Given task: Reproduce every item below line for line, without changing any character, and leave the pictures out.

Extracted material:

----------

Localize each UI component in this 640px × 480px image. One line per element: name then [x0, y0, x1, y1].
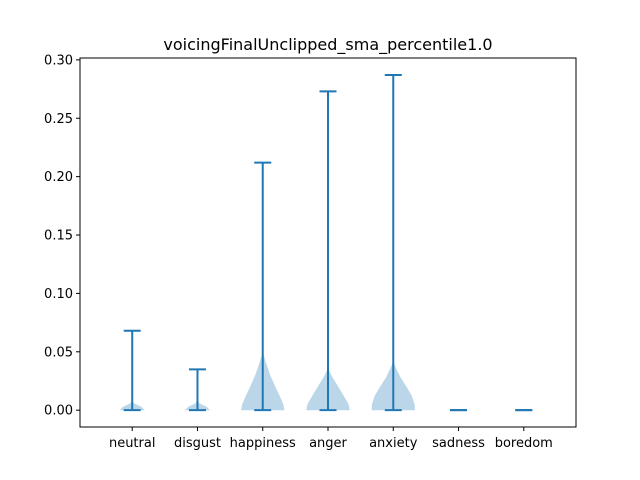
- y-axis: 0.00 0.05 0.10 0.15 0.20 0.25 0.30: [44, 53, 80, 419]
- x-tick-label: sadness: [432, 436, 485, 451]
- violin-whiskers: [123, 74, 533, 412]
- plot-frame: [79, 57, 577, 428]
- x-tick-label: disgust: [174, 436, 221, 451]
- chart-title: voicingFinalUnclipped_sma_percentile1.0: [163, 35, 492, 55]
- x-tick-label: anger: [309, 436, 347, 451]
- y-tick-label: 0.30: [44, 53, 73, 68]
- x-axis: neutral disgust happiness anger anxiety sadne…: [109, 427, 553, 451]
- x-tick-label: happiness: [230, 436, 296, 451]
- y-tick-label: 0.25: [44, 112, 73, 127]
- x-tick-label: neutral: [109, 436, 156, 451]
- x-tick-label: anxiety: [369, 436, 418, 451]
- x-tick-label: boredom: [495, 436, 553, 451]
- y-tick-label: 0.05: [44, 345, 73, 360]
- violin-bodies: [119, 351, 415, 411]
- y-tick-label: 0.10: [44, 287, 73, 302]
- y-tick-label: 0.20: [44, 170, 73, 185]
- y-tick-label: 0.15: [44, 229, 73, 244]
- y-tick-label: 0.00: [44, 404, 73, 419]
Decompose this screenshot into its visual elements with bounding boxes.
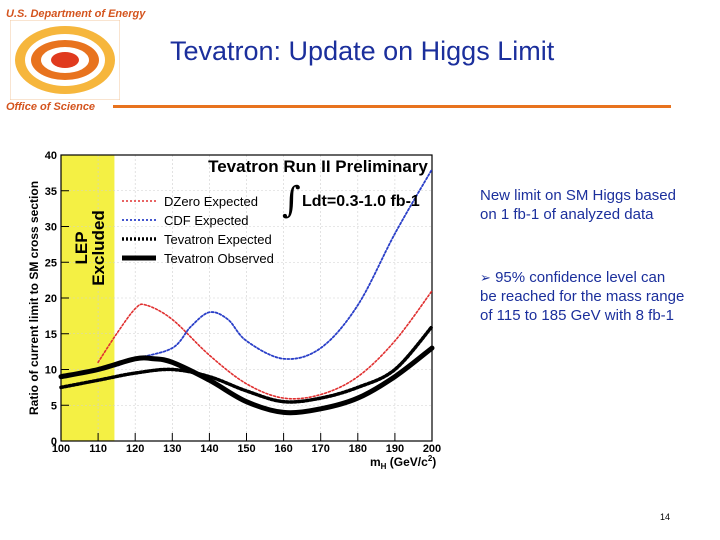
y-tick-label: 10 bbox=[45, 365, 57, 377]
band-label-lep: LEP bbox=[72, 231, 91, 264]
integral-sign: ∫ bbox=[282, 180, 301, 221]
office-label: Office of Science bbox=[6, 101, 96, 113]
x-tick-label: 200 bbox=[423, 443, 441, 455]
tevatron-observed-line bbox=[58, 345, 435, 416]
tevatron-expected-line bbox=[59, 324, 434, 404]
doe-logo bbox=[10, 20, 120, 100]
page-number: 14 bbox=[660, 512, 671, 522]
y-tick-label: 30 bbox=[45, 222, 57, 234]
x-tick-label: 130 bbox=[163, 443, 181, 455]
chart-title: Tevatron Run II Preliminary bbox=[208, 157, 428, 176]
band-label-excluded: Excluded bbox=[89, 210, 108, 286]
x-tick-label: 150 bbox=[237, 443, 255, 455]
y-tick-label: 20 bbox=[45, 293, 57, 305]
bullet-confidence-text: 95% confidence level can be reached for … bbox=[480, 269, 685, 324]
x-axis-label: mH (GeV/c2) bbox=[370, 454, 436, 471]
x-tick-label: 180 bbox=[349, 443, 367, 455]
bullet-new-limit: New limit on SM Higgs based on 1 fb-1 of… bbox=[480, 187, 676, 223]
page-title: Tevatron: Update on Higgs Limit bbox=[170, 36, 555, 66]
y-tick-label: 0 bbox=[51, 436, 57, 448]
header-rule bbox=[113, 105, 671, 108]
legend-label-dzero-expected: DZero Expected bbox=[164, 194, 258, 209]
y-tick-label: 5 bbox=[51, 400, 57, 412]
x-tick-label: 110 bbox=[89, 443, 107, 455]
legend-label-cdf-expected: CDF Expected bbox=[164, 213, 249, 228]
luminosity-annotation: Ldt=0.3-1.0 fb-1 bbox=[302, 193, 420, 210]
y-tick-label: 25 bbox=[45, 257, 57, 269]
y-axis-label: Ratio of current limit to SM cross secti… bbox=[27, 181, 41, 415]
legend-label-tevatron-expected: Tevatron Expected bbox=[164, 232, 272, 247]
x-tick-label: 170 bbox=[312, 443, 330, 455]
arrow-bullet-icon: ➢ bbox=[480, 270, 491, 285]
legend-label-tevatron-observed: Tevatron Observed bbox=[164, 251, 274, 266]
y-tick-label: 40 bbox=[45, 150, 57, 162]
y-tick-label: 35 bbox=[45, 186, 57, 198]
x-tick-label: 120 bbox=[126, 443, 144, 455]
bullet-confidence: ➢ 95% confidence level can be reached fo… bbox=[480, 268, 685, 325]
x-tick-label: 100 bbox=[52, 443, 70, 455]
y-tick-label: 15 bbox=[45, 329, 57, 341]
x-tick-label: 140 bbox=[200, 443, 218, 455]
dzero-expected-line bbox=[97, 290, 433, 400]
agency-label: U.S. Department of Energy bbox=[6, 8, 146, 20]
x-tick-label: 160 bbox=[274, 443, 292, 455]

----------

Task answer:
Localize each UI component in this 640px × 480px image. One line per element: name then [x0, y0, x1, y1].
- y-axis: 0.00 0.05 0.10 0.15 0.20 0.25 0.30: [44, 53, 80, 419]
- x-tick-label: sadness: [432, 436, 485, 451]
- violin-whiskers: [123, 74, 533, 412]
- plot-frame: [79, 57, 577, 428]
- x-tick-label: disgust: [174, 436, 221, 451]
- chart-title: voicingFinalUnclipped_sma_percentile1.0: [163, 35, 492, 55]
- x-tick-label: anger: [309, 436, 347, 451]
- y-tick-label: 0.30: [44, 53, 73, 68]
- x-axis: neutral disgust happiness anger anxiety sadne…: [109, 427, 553, 451]
- x-tick-label: happiness: [230, 436, 296, 451]
- y-tick-label: 0.25: [44, 112, 73, 127]
- x-tick-label: neutral: [109, 436, 156, 451]
- x-tick-label: anxiety: [369, 436, 418, 451]
- x-tick-label: boredom: [495, 436, 553, 451]
- y-tick-label: 0.05: [44, 345, 73, 360]
- violin-bodies: [119, 351, 415, 411]
- y-tick-label: 0.10: [44, 287, 73, 302]
- y-tick-label: 0.20: [44, 170, 73, 185]
- y-tick-label: 0.15: [44, 229, 73, 244]
- y-tick-label: 0.00: [44, 404, 73, 419]
Decompose this screenshot into its visual elements with bounding boxes.
y-tick-label: 10 bbox=[45, 365, 57, 377]
band-label-lep: LEP bbox=[72, 231, 91, 264]
integral-sign: ∫ bbox=[282, 180, 301, 221]
office-label: Office of Science bbox=[6, 101, 96, 113]
x-tick-label: 200 bbox=[423, 443, 441, 455]
tevatron-observed-line bbox=[58, 345, 435, 416]
tevatron-expected-line bbox=[59, 324, 434, 404]
doe-logo bbox=[10, 20, 120, 100]
page-number: 14 bbox=[660, 512, 671, 522]
y-tick-label: 30 bbox=[45, 222, 57, 234]
x-tick-label: 130 bbox=[163, 443, 181, 455]
chart-title: Tevatron Run II Preliminary bbox=[208, 157, 428, 176]
band-label-excluded: Excluded bbox=[89, 210, 108, 286]
x-tick-label: 150 bbox=[237, 443, 255, 455]
y-tick-label: 20 bbox=[45, 293, 57, 305]
bullet-confidence-text: 95% confidence level can be reached for … bbox=[480, 269, 685, 324]
x-axis-label: mH (GeV/c2) bbox=[370, 454, 436, 471]
x-tick-label: 180 bbox=[349, 443, 367, 455]
bullet-new-limit: New limit on SM Higgs based on 1 fb-1 of… bbox=[480, 187, 676, 223]
page-title: Tevatron: Update on Higgs Limit bbox=[170, 36, 555, 66]
y-tick-label: 0 bbox=[51, 436, 57, 448]
header-rule bbox=[113, 105, 671, 108]
legend-label-dzero-expected: DZero Expected bbox=[164, 194, 258, 209]
y-tick-label: 5 bbox=[51, 400, 57, 412]
x-tick-label: 110 bbox=[89, 443, 107, 455]
legend-label-cdf-expected: CDF Expected bbox=[164, 213, 249, 228]
luminosity-annotation: Ldt=0.3-1.0 fb-1 bbox=[302, 193, 420, 210]
y-tick-label: 25 bbox=[45, 257, 57, 269]
y-axis-label: Ratio of current limit to SM cross secti… bbox=[27, 181, 41, 415]
legend-label-tevatron-expected: Tevatron Expected bbox=[164, 232, 272, 247]
x-tick-label: 170 bbox=[312, 443, 330, 455]
arrow-bullet-icon: ➢ bbox=[480, 270, 491, 285]
legend-label-tevatron-observed: Tevatron Observed bbox=[164, 251, 274, 266]
y-tick-label: 40 bbox=[45, 150, 57, 162]
y-tick-label: 35 bbox=[45, 186, 57, 198]
x-tick-label: 120 bbox=[126, 443, 144, 455]
bullet-confidence: ➢ 95% confidence level can be reached fo… bbox=[480, 268, 685, 325]
x-tick-label: 100 bbox=[52, 443, 70, 455]
y-tick-label: 15 bbox=[45, 329, 57, 341]
x-tick-label: 140 bbox=[200, 443, 218, 455]
dzero-expected-line bbox=[97, 290, 433, 400]
agency-label: U.S. Department of Energy bbox=[6, 8, 146, 20]
x-tick-label: 160 bbox=[274, 443, 292, 455]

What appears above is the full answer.